## Dataset records
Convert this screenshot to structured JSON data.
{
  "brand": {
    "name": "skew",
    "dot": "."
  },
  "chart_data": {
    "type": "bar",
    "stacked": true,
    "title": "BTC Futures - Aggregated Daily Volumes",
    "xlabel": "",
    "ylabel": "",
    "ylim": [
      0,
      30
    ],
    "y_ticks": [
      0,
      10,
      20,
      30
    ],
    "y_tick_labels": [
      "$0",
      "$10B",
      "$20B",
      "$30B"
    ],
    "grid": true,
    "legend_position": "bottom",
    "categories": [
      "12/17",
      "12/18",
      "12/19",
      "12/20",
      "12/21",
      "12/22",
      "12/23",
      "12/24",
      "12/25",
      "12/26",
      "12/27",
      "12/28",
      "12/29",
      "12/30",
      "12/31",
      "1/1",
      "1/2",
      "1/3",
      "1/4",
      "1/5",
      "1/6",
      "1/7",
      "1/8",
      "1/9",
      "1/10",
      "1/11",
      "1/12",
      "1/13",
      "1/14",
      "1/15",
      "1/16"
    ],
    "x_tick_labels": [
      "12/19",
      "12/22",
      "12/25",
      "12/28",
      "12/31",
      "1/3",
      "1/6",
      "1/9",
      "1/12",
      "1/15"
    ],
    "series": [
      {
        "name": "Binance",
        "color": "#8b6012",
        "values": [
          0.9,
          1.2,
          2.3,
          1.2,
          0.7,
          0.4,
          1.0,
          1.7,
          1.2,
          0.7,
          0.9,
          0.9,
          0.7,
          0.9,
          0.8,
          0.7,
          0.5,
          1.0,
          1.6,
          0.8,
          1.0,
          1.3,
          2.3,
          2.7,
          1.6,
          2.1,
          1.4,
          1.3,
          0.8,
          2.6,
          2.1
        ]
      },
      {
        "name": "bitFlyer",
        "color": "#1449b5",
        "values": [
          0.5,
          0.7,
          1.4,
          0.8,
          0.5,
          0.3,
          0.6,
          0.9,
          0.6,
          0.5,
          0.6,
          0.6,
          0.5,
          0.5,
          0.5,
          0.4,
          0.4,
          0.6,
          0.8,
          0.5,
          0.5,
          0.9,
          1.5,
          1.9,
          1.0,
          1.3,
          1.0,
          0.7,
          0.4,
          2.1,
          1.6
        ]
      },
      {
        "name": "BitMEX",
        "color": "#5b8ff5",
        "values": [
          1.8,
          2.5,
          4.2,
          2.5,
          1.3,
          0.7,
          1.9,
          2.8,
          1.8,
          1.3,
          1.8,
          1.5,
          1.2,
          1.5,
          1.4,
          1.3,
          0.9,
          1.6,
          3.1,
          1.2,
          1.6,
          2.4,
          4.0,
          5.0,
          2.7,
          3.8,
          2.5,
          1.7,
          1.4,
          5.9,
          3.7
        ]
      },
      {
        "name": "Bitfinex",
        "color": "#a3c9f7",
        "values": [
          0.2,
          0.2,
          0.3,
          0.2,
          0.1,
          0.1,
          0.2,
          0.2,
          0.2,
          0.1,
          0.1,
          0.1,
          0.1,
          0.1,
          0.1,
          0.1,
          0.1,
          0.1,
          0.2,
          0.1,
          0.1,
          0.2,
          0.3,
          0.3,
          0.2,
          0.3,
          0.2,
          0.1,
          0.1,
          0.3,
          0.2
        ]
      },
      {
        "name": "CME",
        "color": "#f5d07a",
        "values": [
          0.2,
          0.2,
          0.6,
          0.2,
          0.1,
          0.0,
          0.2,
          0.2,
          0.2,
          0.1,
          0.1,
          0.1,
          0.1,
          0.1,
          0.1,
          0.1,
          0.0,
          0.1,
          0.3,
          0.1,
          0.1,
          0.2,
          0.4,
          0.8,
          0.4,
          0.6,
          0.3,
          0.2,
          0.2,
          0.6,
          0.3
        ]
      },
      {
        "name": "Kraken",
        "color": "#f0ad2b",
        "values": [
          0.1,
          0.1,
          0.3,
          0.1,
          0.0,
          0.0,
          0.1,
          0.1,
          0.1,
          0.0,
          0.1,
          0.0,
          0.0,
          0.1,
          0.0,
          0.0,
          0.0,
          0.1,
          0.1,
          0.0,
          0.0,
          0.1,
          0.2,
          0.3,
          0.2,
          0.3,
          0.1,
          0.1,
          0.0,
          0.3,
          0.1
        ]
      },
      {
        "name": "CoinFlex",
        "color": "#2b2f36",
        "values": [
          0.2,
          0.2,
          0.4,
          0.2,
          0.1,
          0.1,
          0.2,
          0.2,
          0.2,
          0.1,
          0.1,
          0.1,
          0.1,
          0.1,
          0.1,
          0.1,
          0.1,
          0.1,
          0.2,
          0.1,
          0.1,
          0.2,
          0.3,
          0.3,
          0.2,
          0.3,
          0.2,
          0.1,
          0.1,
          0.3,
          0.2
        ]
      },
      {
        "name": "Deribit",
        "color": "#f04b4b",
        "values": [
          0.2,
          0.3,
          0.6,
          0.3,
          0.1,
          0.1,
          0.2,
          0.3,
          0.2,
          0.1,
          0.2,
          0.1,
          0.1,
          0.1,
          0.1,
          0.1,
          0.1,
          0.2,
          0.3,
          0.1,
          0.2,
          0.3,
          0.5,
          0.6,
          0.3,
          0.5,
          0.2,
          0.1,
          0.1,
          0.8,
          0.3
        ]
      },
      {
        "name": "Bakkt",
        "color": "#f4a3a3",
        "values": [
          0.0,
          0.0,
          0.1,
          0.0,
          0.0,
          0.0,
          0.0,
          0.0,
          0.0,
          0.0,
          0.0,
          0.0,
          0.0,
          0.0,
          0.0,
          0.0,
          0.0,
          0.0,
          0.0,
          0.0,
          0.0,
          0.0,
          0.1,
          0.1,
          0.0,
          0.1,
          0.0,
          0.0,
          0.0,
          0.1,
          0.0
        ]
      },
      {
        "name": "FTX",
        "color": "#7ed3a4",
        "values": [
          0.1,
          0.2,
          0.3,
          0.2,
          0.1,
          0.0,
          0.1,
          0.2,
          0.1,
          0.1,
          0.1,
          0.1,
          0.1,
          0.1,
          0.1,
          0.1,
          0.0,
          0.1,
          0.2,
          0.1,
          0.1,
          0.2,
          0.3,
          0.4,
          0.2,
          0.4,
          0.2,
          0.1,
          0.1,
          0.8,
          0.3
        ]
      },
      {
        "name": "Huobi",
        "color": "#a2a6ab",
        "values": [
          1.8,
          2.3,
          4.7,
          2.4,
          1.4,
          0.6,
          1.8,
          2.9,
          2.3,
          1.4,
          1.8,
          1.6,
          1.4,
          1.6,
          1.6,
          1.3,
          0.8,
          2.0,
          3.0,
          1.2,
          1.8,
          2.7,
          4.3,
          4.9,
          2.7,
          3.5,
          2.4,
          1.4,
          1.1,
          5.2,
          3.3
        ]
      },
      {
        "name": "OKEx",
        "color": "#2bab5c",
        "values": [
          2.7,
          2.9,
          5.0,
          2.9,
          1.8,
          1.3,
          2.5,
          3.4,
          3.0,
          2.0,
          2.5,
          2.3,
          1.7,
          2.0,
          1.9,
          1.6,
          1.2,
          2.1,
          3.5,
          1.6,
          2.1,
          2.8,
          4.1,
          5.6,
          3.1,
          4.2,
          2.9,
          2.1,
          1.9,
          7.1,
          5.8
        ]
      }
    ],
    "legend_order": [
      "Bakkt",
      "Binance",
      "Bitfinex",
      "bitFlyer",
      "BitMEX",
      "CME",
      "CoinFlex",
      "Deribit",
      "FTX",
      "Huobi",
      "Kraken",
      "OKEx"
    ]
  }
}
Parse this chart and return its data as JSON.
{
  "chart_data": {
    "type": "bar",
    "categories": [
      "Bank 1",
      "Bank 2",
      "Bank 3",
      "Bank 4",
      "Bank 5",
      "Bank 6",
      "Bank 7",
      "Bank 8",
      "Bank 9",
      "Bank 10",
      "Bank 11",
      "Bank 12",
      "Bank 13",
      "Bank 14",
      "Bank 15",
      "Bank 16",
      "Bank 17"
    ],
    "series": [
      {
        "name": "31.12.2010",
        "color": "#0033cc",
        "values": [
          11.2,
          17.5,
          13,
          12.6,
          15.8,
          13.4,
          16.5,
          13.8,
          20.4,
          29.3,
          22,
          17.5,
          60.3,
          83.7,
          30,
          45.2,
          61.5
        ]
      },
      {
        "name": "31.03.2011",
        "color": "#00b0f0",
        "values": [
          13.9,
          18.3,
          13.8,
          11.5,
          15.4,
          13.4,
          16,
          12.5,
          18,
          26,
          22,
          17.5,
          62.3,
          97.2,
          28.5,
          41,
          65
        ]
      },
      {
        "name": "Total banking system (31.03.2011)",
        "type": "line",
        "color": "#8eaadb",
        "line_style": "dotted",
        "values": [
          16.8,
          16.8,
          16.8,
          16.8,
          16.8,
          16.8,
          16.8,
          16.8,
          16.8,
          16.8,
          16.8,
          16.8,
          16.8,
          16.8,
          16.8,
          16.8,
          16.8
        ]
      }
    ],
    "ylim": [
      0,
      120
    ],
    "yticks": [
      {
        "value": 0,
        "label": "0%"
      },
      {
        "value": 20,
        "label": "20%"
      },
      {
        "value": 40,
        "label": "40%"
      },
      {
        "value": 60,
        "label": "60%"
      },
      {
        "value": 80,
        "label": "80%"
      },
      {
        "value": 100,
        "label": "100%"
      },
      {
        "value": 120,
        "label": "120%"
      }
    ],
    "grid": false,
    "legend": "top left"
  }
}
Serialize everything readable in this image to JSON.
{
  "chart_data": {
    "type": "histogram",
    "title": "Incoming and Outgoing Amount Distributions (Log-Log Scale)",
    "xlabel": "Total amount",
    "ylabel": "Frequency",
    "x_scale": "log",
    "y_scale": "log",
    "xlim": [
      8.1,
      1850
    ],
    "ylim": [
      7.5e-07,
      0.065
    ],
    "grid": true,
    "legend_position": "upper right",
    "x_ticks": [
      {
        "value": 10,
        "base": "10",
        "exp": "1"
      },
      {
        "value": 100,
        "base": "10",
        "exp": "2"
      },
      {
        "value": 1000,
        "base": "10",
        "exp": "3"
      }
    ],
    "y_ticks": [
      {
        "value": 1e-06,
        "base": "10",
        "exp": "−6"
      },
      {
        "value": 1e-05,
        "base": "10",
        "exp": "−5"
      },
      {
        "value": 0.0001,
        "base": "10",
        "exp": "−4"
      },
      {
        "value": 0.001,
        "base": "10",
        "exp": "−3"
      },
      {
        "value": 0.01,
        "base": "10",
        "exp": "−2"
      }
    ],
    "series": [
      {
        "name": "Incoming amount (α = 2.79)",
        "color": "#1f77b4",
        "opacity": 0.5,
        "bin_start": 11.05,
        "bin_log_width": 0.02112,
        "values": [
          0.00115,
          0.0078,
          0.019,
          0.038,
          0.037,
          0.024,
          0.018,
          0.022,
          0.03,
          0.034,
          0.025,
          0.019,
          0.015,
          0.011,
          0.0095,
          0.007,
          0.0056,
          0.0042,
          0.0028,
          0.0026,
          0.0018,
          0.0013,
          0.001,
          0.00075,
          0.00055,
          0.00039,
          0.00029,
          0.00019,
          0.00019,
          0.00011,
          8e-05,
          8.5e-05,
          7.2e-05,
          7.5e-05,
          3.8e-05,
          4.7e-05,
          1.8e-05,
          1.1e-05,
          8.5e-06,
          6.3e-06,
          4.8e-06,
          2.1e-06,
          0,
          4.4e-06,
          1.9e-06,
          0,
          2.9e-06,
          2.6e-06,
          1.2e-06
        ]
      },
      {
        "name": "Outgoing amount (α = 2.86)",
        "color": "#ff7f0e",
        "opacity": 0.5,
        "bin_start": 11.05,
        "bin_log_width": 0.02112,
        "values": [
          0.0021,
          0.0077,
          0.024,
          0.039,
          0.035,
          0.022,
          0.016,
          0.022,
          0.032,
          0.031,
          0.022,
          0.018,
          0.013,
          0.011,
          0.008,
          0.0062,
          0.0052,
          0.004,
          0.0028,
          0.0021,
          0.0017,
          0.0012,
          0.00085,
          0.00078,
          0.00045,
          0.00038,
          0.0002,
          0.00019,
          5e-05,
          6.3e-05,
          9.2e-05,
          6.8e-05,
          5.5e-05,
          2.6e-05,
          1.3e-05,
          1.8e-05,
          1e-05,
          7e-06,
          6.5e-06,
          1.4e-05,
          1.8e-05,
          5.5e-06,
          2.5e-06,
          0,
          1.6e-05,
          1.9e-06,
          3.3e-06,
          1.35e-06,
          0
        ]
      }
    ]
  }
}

## Exercise goal
Pick out every line of the listing containing the word "JSON", and show those lines.

## Result
Convert this screenshot to structured JSON data.
Parse this chart and return its data as JSON.
Serialize everything readable in this image to JSON.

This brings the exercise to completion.